→ **ENTRIES SUPPLIED**
══════

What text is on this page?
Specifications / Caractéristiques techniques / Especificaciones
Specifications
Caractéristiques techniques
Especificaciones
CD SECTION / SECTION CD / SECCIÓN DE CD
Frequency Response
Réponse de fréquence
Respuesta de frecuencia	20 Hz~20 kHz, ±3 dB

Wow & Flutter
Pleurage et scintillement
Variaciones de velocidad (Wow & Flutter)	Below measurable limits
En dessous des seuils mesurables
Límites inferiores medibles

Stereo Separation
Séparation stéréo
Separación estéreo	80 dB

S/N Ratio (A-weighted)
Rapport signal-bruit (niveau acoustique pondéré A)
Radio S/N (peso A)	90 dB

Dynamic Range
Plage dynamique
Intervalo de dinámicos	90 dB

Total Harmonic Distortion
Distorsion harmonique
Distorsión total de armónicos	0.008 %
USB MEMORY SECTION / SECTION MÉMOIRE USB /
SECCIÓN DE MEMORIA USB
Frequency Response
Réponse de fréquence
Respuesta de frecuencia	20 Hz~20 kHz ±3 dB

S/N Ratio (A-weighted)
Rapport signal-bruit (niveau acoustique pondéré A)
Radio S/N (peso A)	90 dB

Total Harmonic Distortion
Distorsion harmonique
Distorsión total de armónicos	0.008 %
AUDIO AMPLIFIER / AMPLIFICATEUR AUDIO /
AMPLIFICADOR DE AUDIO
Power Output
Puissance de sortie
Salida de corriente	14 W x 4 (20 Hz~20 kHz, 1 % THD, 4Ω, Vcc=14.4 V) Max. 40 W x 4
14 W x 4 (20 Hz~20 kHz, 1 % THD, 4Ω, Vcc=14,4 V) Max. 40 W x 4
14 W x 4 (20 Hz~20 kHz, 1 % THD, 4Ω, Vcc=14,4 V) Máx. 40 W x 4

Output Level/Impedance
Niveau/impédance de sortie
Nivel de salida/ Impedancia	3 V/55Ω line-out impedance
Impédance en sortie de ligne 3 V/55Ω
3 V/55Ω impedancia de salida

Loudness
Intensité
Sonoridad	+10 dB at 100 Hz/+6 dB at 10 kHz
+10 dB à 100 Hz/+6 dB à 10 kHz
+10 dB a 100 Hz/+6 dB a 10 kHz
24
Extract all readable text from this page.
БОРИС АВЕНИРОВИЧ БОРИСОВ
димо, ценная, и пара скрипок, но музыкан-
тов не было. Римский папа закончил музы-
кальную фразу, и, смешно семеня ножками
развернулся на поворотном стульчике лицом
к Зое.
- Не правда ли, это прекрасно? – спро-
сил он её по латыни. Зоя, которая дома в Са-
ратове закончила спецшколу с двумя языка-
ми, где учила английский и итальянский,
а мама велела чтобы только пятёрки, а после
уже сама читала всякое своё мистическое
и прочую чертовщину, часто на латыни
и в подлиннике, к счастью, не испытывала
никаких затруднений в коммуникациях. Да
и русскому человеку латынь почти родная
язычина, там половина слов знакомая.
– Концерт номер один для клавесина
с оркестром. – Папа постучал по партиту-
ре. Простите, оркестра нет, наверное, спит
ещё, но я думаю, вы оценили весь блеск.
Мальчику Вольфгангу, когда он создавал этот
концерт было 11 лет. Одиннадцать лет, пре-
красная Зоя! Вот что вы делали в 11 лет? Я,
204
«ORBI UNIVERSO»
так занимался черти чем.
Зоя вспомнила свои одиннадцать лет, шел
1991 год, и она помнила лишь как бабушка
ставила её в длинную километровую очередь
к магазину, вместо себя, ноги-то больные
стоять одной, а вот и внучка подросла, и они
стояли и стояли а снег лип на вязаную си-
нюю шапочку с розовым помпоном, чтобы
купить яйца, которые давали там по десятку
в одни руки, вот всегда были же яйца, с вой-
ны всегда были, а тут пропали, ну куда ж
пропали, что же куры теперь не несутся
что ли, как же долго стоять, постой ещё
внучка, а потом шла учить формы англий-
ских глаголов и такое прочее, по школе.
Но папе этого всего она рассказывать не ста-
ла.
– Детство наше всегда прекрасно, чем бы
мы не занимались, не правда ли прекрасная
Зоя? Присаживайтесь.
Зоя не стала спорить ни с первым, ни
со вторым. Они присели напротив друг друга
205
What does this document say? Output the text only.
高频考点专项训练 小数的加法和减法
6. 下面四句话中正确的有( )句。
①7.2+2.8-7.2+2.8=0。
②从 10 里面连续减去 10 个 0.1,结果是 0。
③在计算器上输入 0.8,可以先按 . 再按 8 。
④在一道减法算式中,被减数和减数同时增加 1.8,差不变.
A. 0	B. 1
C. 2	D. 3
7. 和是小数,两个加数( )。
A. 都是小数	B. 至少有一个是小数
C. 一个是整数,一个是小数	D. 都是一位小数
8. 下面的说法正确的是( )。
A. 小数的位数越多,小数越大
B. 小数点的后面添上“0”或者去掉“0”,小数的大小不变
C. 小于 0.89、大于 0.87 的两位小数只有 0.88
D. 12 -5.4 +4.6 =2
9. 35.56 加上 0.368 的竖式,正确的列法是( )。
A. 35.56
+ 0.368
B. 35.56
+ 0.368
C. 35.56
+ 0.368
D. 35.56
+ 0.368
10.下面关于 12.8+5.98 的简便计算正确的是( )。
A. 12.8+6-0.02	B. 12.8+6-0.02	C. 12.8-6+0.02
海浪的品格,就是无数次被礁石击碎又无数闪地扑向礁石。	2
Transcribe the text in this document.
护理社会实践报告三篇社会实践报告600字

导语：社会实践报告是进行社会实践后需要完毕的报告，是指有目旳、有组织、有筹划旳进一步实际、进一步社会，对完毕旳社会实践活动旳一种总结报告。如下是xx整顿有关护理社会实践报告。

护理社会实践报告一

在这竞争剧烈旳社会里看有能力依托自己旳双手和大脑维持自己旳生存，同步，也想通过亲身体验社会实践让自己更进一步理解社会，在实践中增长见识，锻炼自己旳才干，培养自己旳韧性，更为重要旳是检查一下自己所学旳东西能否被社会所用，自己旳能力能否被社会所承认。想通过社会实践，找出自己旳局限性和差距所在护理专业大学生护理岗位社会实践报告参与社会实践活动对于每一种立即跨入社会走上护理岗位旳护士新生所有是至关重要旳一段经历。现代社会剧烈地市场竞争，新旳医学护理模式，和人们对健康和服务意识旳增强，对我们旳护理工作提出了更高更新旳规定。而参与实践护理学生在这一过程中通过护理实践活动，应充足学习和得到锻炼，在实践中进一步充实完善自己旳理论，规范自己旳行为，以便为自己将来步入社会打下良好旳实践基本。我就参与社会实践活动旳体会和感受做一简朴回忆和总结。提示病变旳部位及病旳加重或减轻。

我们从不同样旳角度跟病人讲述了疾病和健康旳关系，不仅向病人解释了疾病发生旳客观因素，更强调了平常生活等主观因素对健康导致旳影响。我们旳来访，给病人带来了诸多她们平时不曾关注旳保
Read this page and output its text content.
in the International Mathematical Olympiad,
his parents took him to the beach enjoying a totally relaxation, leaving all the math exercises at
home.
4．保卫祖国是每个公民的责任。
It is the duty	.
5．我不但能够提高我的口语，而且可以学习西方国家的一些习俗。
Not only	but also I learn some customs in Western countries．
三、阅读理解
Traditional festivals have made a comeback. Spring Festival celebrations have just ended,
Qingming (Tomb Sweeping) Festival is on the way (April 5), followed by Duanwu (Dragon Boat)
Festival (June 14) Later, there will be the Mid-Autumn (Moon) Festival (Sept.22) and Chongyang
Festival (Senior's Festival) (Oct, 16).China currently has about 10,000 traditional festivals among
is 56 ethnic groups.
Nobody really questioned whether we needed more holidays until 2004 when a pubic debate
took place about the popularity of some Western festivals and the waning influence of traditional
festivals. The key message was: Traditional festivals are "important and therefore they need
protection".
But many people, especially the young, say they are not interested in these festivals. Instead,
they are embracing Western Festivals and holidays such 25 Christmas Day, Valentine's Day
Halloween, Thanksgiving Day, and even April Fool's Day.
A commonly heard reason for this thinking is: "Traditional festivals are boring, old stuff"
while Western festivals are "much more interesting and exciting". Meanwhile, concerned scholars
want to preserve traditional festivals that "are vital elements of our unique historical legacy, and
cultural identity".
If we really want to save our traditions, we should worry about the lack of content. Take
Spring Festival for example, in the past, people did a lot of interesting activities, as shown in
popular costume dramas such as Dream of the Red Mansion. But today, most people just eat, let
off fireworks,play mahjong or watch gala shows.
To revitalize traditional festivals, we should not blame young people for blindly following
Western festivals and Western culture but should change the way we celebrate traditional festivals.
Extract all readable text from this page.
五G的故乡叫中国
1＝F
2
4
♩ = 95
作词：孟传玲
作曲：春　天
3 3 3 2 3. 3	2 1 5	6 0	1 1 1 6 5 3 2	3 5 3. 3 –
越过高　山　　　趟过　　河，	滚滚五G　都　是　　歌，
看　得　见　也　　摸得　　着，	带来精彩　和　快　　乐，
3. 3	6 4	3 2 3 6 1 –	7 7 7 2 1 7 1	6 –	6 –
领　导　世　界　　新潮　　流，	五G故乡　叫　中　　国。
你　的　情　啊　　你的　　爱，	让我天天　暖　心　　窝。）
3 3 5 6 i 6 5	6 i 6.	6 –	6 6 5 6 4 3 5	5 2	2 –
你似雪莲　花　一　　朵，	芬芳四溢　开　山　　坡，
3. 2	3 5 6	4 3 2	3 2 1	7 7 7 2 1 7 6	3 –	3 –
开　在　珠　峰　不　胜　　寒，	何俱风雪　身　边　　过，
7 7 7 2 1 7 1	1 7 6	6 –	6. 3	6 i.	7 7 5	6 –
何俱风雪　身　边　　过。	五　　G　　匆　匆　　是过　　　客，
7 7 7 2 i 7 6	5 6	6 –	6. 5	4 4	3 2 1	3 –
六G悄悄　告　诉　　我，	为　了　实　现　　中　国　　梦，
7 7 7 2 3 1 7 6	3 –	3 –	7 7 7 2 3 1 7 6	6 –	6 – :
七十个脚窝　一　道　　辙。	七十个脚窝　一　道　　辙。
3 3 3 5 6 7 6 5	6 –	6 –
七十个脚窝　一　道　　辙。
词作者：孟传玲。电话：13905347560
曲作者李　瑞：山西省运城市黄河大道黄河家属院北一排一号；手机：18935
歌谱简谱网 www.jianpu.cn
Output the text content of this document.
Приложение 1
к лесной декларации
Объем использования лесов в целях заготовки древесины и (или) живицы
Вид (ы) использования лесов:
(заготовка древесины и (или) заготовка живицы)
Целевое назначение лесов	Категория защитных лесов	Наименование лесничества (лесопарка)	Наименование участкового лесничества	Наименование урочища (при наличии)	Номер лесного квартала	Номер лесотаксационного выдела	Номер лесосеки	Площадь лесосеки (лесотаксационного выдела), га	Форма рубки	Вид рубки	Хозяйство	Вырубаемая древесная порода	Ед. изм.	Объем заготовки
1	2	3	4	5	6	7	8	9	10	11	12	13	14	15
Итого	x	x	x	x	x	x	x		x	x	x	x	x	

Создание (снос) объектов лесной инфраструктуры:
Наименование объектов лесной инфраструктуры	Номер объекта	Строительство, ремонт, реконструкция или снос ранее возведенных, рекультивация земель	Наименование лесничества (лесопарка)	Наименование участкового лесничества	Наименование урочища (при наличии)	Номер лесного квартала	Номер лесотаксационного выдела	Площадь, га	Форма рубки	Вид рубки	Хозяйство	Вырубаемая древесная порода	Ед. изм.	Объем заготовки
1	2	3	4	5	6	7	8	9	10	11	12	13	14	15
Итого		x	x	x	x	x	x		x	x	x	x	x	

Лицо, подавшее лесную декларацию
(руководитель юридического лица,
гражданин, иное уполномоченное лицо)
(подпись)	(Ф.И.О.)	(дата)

══════

Indicate how many lines of the material include the word "были"; the number alone is required.

→ **WRITTEN REPLY**
2